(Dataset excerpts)
— begin —

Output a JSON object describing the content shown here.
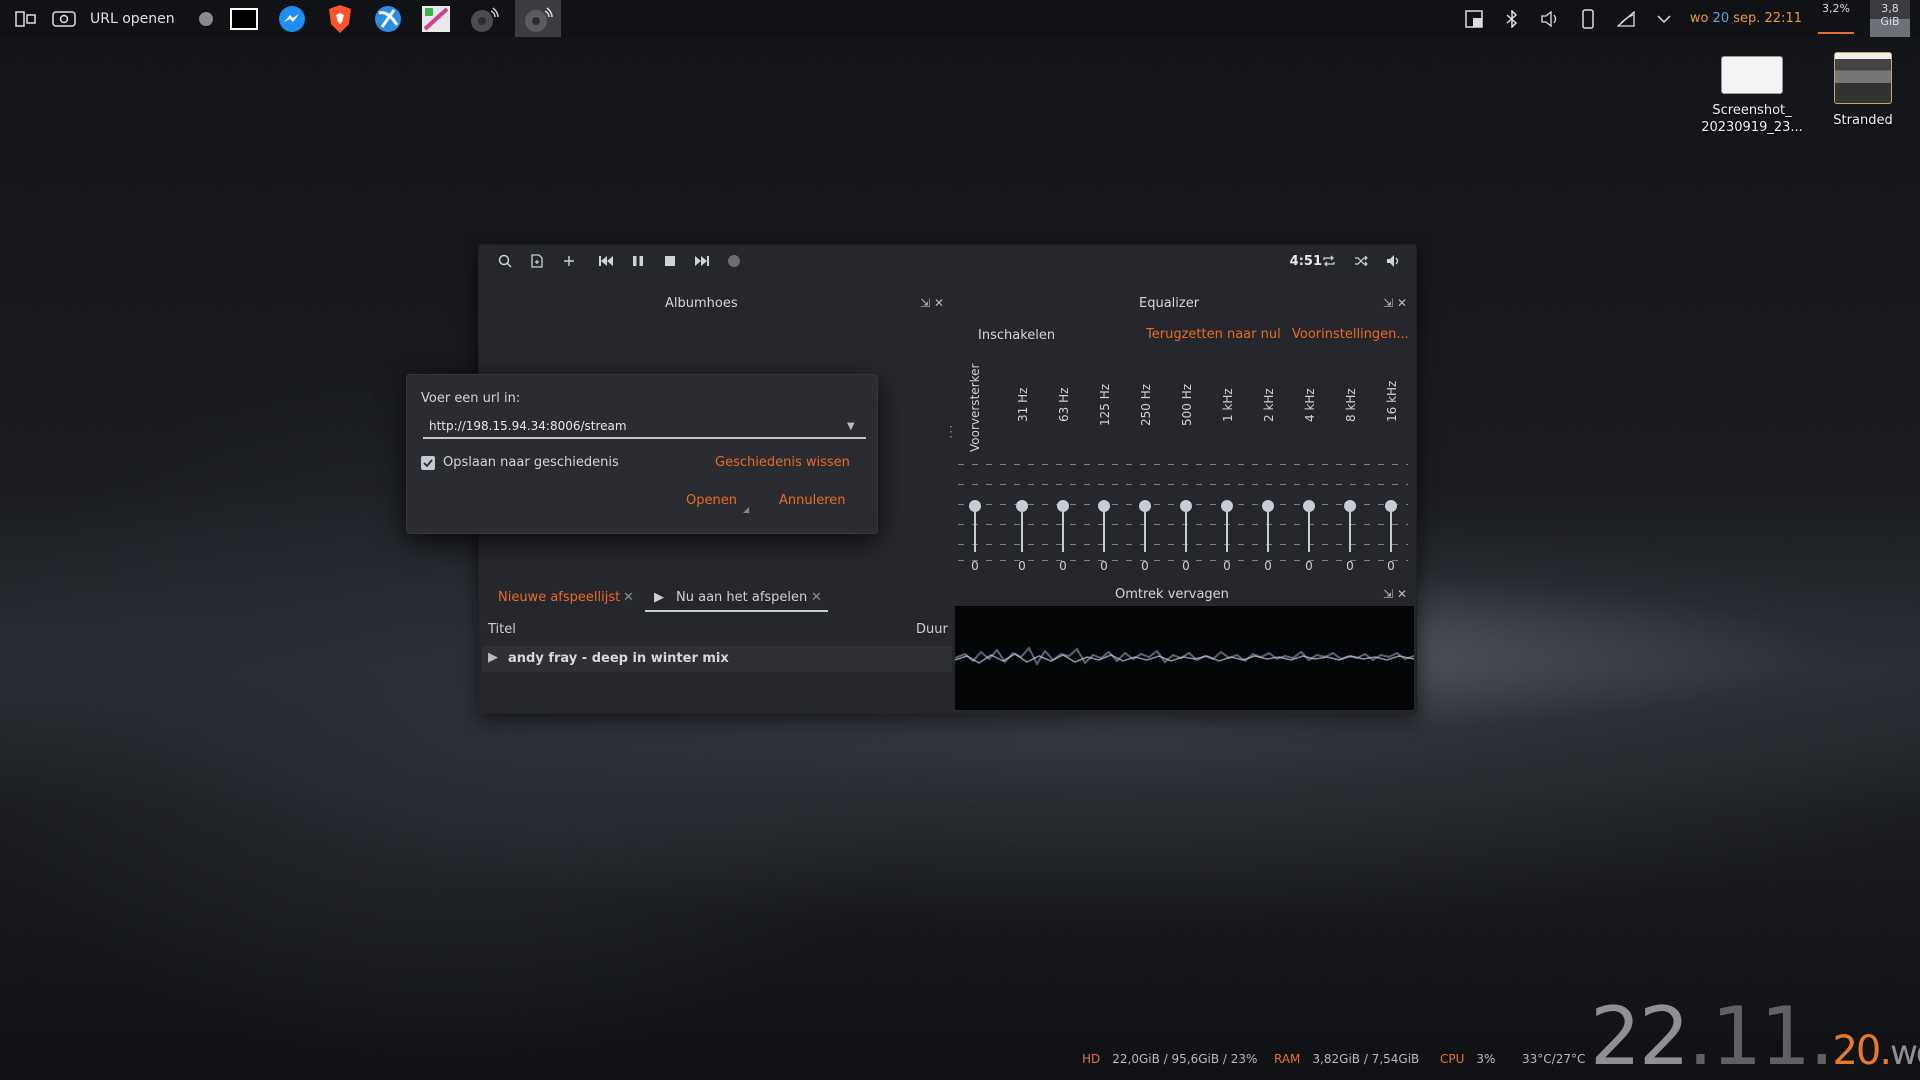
{
  "topbar": {
    "window_title": "URL openen",
    "date_day": "wo",
    "date_num": "20",
    "date_month": "sep.",
    "time": "22:11",
    "cpu_percent": "3,2%",
    "memory": "3,8 GiB"
  },
  "desktop": {
    "icons": [
      {
        "label_line1": "Screenshot_",
        "label_line2": "20230919_23..."
      },
      {
        "label_line1": "Stranded",
        "label_line2": ""
      }
    ]
  },
  "player": {
    "time": "4:51",
    "albumart_title": "Albumhoes",
    "equalizer": {
      "title": "Equalizer",
      "enable_label": "Inschakelen",
      "reset_label": "Terugzetten naar nul",
      "presets_label": "Voorinstellingen...",
      "preamp_label": "Voorversterker",
      "bands": [
        "31 Hz",
        "63 Hz",
        "125 Hz",
        "250 Hz",
        "500 Hz",
        "1 kHz",
        "2 kHz",
        "4 kHz",
        "8 kHz",
        "16 kHz"
      ],
      "values": [
        "0",
        "0",
        "0",
        "0",
        "0",
        "0",
        "0",
        "0",
        "0",
        "0",
        "0"
      ]
    },
    "tabs": [
      {
        "label": "Nieuwe afspeellijst"
      },
      {
        "label": "Nu aan het afspelen"
      }
    ],
    "playlist": {
      "col_title": "Titel",
      "col_duration": "Duur",
      "rows": [
        {
          "title": "andy fray - deep in winter mix"
        }
      ]
    },
    "visualizer_title": "Omtrek vervagen"
  },
  "url_dialog": {
    "prompt": "Voer een url in:",
    "url_value": "http://198.15.94.34:8006/stream",
    "save_history_label": "Opslaan naar geschiedenis",
    "save_history_checked": true,
    "clear_history_label": "Geschiedenis wissen",
    "open_label": "Openen",
    "cancel_label": "Annuleren"
  },
  "statusbar": {
    "hd_label": "HD",
    "hd_value": "22,0GiB / 95,6GiB / 23%",
    "ram_label": "RAM",
    "ram_value": "3,82GiB / 7,54GiB",
    "cpu_label": "CPU",
    "cpu_value": "3%",
    "temp_value": "33°C/27°C",
    "clock_hour": "22",
    "clock_min": "11",
    "clock_day": "20",
    "clock_weekday": "wo"
  },
  "colors": {
    "accent": "#e86a24",
    "date_blue": "#5aa7e6"
  }
}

— end —

Which lines contain the word "naar"? Copy each one.

      "reset_label": "Terugzetten naar nul",
    "save_history_label": "Opslaan naar geschiedenis",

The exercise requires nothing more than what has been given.